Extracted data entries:

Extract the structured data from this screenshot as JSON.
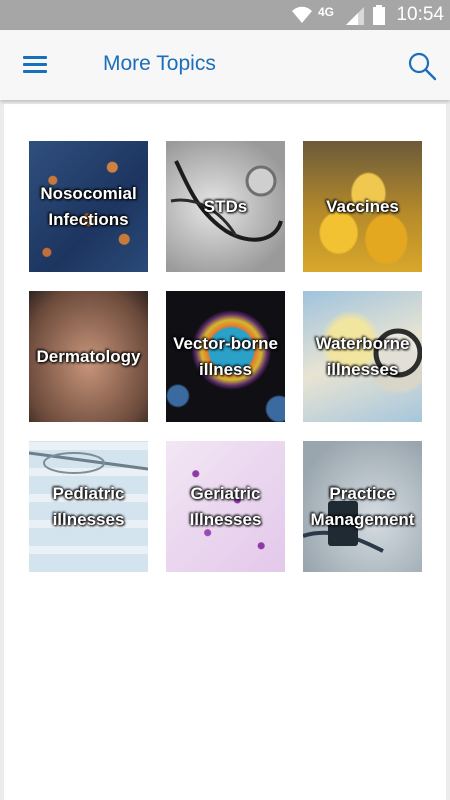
{
  "status_bar": {
    "time": "10:54",
    "network": "4G",
    "icons": [
      "wifi-icon",
      "signal-icon",
      "battery-icon"
    ]
  },
  "app_bar": {
    "title": "More Topics",
    "menu_icon": "menu-icon",
    "search_icon": "search-icon",
    "accent_color": "#1b6fba"
  },
  "topics": [
    {
      "label": "Nosocomial\nInfections"
    },
    {
      "label": "STDs"
    },
    {
      "label": "Vaccines"
    },
    {
      "label": "Dermatology"
    },
    {
      "label": "Vector-borne\nillness"
    },
    {
      "label": "Waterborne\nillnesses"
    },
    {
      "label": "Pediatric\nillnesses"
    },
    {
      "label": "Geriatric\nIllnesses"
    },
    {
      "label": "Practice\nManagement"
    }
  ]
}
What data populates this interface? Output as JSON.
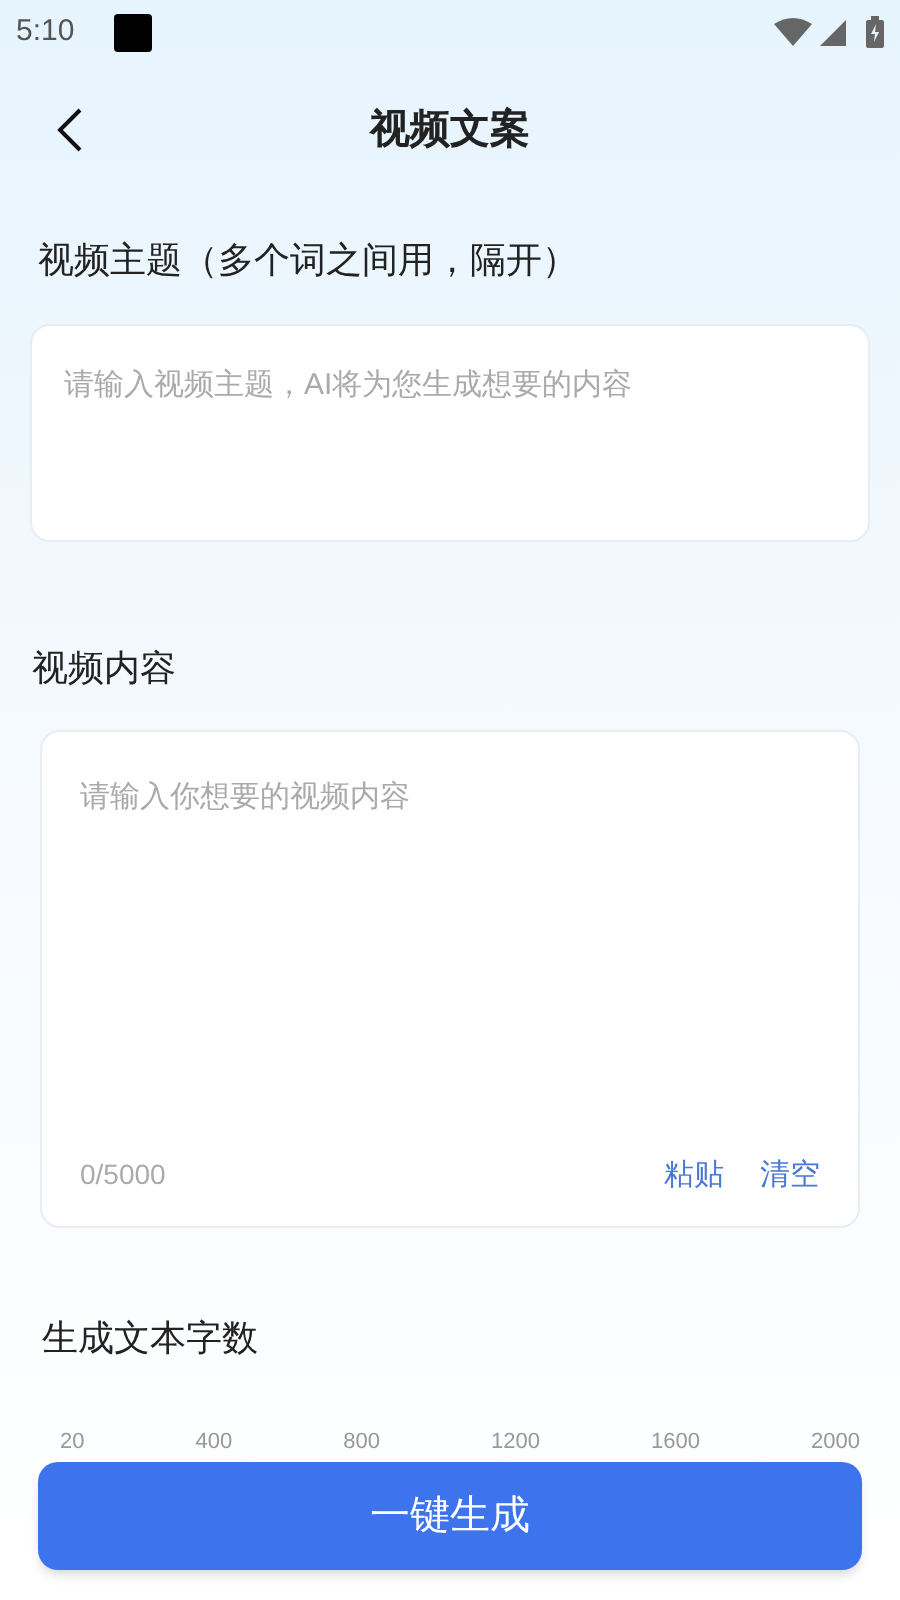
{
  "status_bar": {
    "time": "5:10"
  },
  "header": {
    "title": "视频文案"
  },
  "topic": {
    "label": "视频主题（多个词之间用，隔开）",
    "placeholder": "请输入视频主题，AI将为您生成想要的内容"
  },
  "content": {
    "label": "视频内容",
    "placeholder": "请输入你想要的视频内容",
    "counter": "0/5000",
    "actions": [
      "粘贴",
      "清空"
    ]
  },
  "length": {
    "label": "生成文本字数",
    "ticks": [
      "20",
      "400",
      "800",
      "1200",
      "1600",
      "2000"
    ]
  },
  "generate_button": {
    "label": "一键生成"
  }
}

Task details:
Return each line where "placeholder" shows up.

Right answer:
    "placeholder": "请输入视频主题，AI将为您生成想要的内容"
    "placeholder": "请输入你想要的视频内容",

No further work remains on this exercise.